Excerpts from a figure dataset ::
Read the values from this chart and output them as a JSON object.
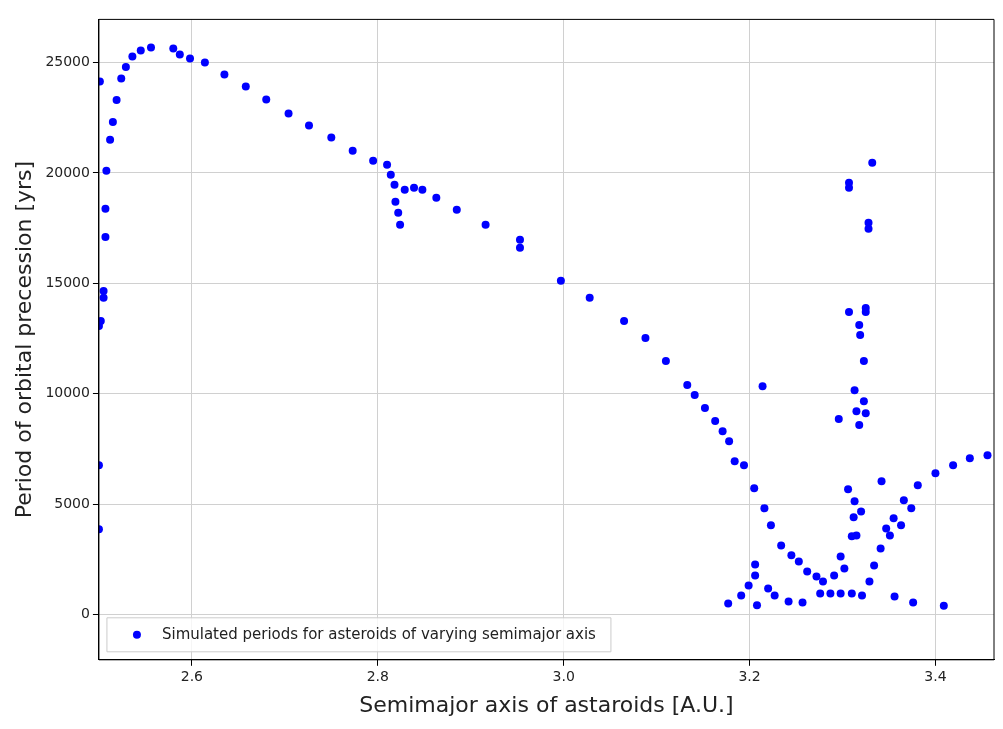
{
  "chart_data": {
    "type": "scatter",
    "xlabel": "Semimajor axis of astaroids [A.U.]",
    "ylabel": "Period of orbital precession [yrs]",
    "xlim": [
      2.5,
      3.463
    ],
    "ylim": [
      -2050,
      26950
    ],
    "xticks": [
      2.6,
      2.8,
      {
        "value": 3,
        "label": "3.0"
      },
      3.2,
      3.4
    ],
    "yticks": [
      0,
      5000,
      10000,
      15000,
      20000,
      25000
    ],
    "grid": true,
    "legend": "bottom",
    "marker": "circle",
    "series": [
      {
        "name": "Simulated periods for asteroids of varying semimajor axis",
        "color": "#0000ff",
        "x": [
          2.501,
          2.508,
          2.507,
          2.507,
          2.505,
          2.505,
          2.502,
          2.5,
          2.5,
          2.5,
          2.512,
          2.515,
          2.519,
          2.524,
          2.529,
          2.536,
          2.545,
          2.556,
          2.58,
          2.587,
          2.598,
          2.614,
          2.635,
          2.658,
          2.68,
          2.704,
          2.726,
          2.75,
          2.773,
          2.795,
          2.81,
          2.814,
          2.818,
          2.819,
          2.822,
          2.824,
          2.829,
          2.839,
          2.848,
          2.863,
          2.885,
          2.916,
          2.953,
          2.953,
          2.997,
          3.028,
          3.065,
          3.088,
          3.11,
          3.133,
          3.141,
          3.152,
          3.163,
          3.171,
          3.178,
          3.184,
          3.194,
          3.205,
          3.216,
          3.223,
          3.234,
          3.245,
          3.253,
          3.262,
          3.272,
          3.279,
          3.276,
          3.287,
          3.298,
          3.31,
          3.291,
          3.302,
          3.298,
          3.177,
          3.191,
          3.199,
          3.206,
          3.206,
          3.22,
          3.227,
          3.242,
          3.257,
          3.321,
          3.329,
          3.334,
          3.341,
          3.347,
          3.355,
          3.366,
          3.381,
          3.4,
          3.419,
          3.437,
          3.456,
          3.351,
          3.363,
          3.374,
          3.318,
          3.319,
          3.323,
          3.313,
          3.323,
          3.315,
          3.325,
          3.318,
          3.296,
          3.342,
          3.306,
          3.313,
          3.32,
          3.312,
          3.31,
          3.315,
          3.356,
          3.376,
          3.214,
          3.307,
          3.307,
          3.328,
          3.325,
          3.332,
          3.328,
          3.307,
          3.325,
          3.208,
          3.409
        ],
        "values": [
          24140,
          20100,
          18380,
          17100,
          14650,
          14340,
          13290,
          13070,
          6760,
          3860,
          21500,
          22300,
          23300,
          24270,
          24800,
          25270,
          25540,
          25680,
          25630,
          25360,
          25180,
          25000,
          24450,
          23910,
          23320,
          22690,
          22140,
          21600,
          21000,
          20550,
          20370,
          19920,
          19460,
          18690,
          18190,
          17650,
          19240,
          19330,
          19240,
          18870,
          18330,
          17650,
          16610,
          16970,
          15110,
          14340,
          13290,
          12520,
          11480,
          10390,
          9940,
          9350,
          8760,
          8300,
          7850,
          6940,
          6760,
          5720,
          4810,
          4040,
          3130,
          2680,
          2400,
          1950,
          1720,
          1500,
          950,
          950,
          950,
          950,
          1770,
          2090,
          2630,
          500,
          860,
          1320,
          1770,
          2270,
          1180,
          860,
          590,
          540,
          860,
          1500,
          2220,
          2990,
          3900,
          4360,
          5170,
          5850,
          6400,
          6760,
          7080,
          7210,
          3580,
          4040,
          4810,
          13110,
          12660,
          11480,
          10160,
          9660,
          9210,
          9120,
          8580,
          8850,
          6030,
          5670,
          5130,
          4670,
          4400,
          3540,
          3580,
          820,
          540,
          10340,
          19550,
          19330,
          17740,
          13880,
          20460,
          17470,
          13700,
          13700,
          420,
          400
        ]
      }
    ]
  }
}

GIVEN TASK :: Skip every picture and transcribe the data above exactly.

ANSWER IN FULL ::
Read the values from this chart and output them as a JSON object.
{
  "chart_data": {
    "type": "scatter",
    "xlabel": "Semimajor axis of astaroids [A.U.]",
    "ylabel": "Period of orbital precession [yrs]",
    "xlim": [
      2.5,
      3.463
    ],
    "ylim": [
      -2050,
      26950
    ],
    "xticks": [
      2.6,
      2.8,
      {
        "value": 3,
        "label": "3.0"
      },
      3.2,
      3.4
    ],
    "yticks": [
      0,
      5000,
      10000,
      15000,
      20000,
      25000
    ],
    "grid": true,
    "legend": "bottom",
    "marker": "circle",
    "series": [
      {
        "name": "Simulated periods for asteroids of varying semimajor axis",
        "color": "#0000ff",
        "x": [
          2.501,
          2.508,
          2.507,
          2.507,
          2.505,
          2.505,
          2.502,
          2.5,
          2.5,
          2.5,
          2.512,
          2.515,
          2.519,
          2.524,
          2.529,
          2.536,
          2.545,
          2.556,
          2.58,
          2.587,
          2.598,
          2.614,
          2.635,
          2.658,
          2.68,
          2.704,
          2.726,
          2.75,
          2.773,
          2.795,
          2.81,
          2.814,
          2.818,
          2.819,
          2.822,
          2.824,
          2.829,
          2.839,
          2.848,
          2.863,
          2.885,
          2.916,
          2.953,
          2.953,
          2.997,
          3.028,
          3.065,
          3.088,
          3.11,
          3.133,
          3.141,
          3.152,
          3.163,
          3.171,
          3.178,
          3.184,
          3.194,
          3.205,
          3.216,
          3.223,
          3.234,
          3.245,
          3.253,
          3.262,
          3.272,
          3.279,
          3.276,
          3.287,
          3.298,
          3.31,
          3.291,
          3.302,
          3.298,
          3.177,
          3.191,
          3.199,
          3.206,
          3.206,
          3.22,
          3.227,
          3.242,
          3.257,
          3.321,
          3.329,
          3.334,
          3.341,
          3.347,
          3.355,
          3.366,
          3.381,
          3.4,
          3.419,
          3.437,
          3.456,
          3.351,
          3.363,
          3.374,
          3.318,
          3.319,
          3.323,
          3.313,
          3.323,
          3.315,
          3.325,
          3.318,
          3.296,
          3.342,
          3.306,
          3.313,
          3.32,
          3.312,
          3.31,
          3.315,
          3.356,
          3.376,
          3.214,
          3.307,
          3.307,
          3.328,
          3.325,
          3.332,
          3.328,
          3.307,
          3.325,
          3.208,
          3.409
        ],
        "values": [
          24140,
          20100,
          18380,
          17100,
          14650,
          14340,
          13290,
          13070,
          6760,
          3860,
          21500,
          22300,
          23300,
          24270,
          24800,
          25270,
          25540,
          25680,
          25630,
          25360,
          25180,
          25000,
          24450,
          23910,
          23320,
          22690,
          22140,
          21600,
          21000,
          20550,
          20370,
          19920,
          19460,
          18690,
          18190,
          17650,
          19240,
          19330,
          19240,
          18870,
          18330,
          17650,
          16610,
          16970,
          15110,
          14340,
          13290,
          12520,
          11480,
          10390,
          9940,
          9350,
          8760,
          8300,
          7850,
          6940,
          6760,
          5720,
          4810,
          4040,
          3130,
          2680,
          2400,
          1950,
          1720,
          1500,
          950,
          950,
          950,
          950,
          1770,
          2090,
          2630,
          500,
          860,
          1320,
          1770,
          2270,
          1180,
          860,
          590,
          540,
          860,
          1500,
          2220,
          2990,
          3900,
          4360,
          5170,
          5850,
          6400,
          6760,
          7080,
          7210,
          3580,
          4040,
          4810,
          13110,
          12660,
          11480,
          10160,
          9660,
          9210,
          9120,
          8580,
          8850,
          6030,
          5670,
          5130,
          4670,
          4400,
          3540,
          3580,
          820,
          540,
          10340,
          19550,
          19330,
          17740,
          13880,
          20460,
          17470,
          13700,
          13700,
          420,
          400
        ]
      }
    ]
  }
}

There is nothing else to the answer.